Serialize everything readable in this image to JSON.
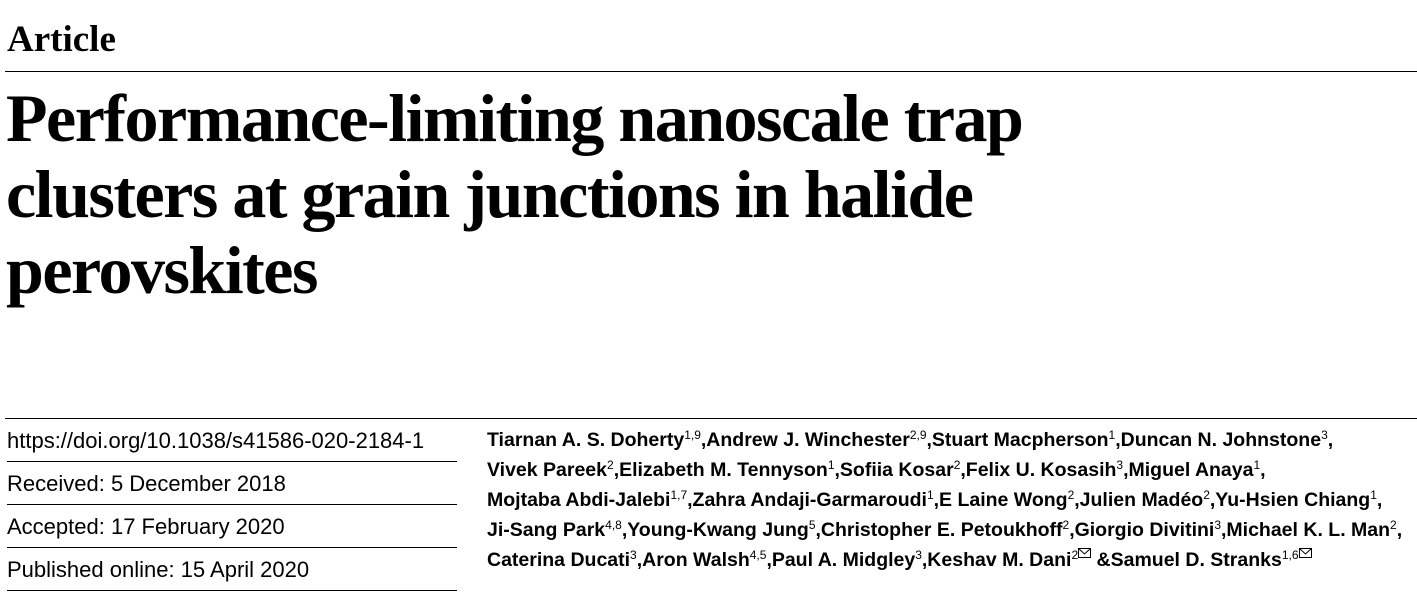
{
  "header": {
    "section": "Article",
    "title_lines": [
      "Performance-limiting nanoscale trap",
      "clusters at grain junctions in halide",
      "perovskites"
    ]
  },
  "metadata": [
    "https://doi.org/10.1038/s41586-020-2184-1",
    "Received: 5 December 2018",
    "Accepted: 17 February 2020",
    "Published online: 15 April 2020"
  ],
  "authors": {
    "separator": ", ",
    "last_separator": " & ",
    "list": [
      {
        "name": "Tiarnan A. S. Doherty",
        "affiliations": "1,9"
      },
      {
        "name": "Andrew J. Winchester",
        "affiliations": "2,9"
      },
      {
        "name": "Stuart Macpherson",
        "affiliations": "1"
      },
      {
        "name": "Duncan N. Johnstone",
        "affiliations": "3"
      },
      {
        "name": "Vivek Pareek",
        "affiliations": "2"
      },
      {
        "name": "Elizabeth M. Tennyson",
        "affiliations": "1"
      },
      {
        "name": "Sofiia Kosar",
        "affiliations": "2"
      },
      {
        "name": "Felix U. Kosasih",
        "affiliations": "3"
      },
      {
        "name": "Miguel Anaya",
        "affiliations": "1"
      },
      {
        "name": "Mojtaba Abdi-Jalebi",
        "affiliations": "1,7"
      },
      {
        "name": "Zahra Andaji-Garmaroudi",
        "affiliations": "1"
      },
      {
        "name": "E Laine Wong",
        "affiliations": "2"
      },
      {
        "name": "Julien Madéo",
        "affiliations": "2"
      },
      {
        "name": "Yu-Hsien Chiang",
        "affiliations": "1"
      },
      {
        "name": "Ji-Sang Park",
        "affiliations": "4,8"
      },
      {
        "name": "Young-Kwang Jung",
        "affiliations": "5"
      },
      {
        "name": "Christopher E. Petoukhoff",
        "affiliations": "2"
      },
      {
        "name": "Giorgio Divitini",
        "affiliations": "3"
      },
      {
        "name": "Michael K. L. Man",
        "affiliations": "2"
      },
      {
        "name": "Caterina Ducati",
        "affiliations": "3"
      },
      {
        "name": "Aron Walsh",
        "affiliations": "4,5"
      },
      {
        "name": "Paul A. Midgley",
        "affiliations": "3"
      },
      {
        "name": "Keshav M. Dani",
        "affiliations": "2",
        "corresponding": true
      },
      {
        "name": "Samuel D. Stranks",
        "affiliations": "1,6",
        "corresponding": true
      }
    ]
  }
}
------------
TASK TO CARRY OUT:
Pictures stay out of the copy; please restate every record above exactly.

RESULT FOR THIS EXERCISE:
Serialize everything readable in this image to JSON.
{
  "header": {
    "section": "Article",
    "title_lines": [
      "Performance-limiting nanoscale trap",
      "clusters at grain junctions in halide",
      "perovskites"
    ]
  },
  "metadata": [
    "https://doi.org/10.1038/s41586-020-2184-1",
    "Received: 5 December 2018",
    "Accepted: 17 February 2020",
    "Published online: 15 April 2020"
  ],
  "authors": {
    "separator": ", ",
    "last_separator": " & ",
    "list": [
      {
        "name": "Tiarnan A. S. Doherty",
        "affiliations": "1,9"
      },
      {
        "name": "Andrew J. Winchester",
        "affiliations": "2,9"
      },
      {
        "name": "Stuart Macpherson",
        "affiliations": "1"
      },
      {
        "name": "Duncan N. Johnstone",
        "affiliations": "3"
      },
      {
        "name": "Vivek Pareek",
        "affiliations": "2"
      },
      {
        "name": "Elizabeth M. Tennyson",
        "affiliations": "1"
      },
      {
        "name": "Sofiia Kosar",
        "affiliations": "2"
      },
      {
        "name": "Felix U. Kosasih",
        "affiliations": "3"
      },
      {
        "name": "Miguel Anaya",
        "affiliations": "1"
      },
      {
        "name": "Mojtaba Abdi-Jalebi",
        "affiliations": "1,7"
      },
      {
        "name": "Zahra Andaji-Garmaroudi",
        "affiliations": "1"
      },
      {
        "name": "E Laine Wong",
        "affiliations": "2"
      },
      {
        "name": "Julien Madéo",
        "affiliations": "2"
      },
      {
        "name": "Yu-Hsien Chiang",
        "affiliations": "1"
      },
      {
        "name": "Ji-Sang Park",
        "affiliations": "4,8"
      },
      {
        "name": "Young-Kwang Jung",
        "affiliations": "5"
      },
      {
        "name": "Christopher E. Petoukhoff",
        "affiliations": "2"
      },
      {
        "name": "Giorgio Divitini",
        "affiliations": "3"
      },
      {
        "name": "Michael K. L. Man",
        "affiliations": "2"
      },
      {
        "name": "Caterina Ducati",
        "affiliations": "3"
      },
      {
        "name": "Aron Walsh",
        "affiliations": "4,5"
      },
      {
        "name": "Paul A. Midgley",
        "affiliations": "3"
      },
      {
        "name": "Keshav M. Dani",
        "affiliations": "2",
        "corresponding": true
      },
      {
        "name": "Samuel D. Stranks",
        "affiliations": "1,6",
        "corresponding": true
      }
    ]
  }
}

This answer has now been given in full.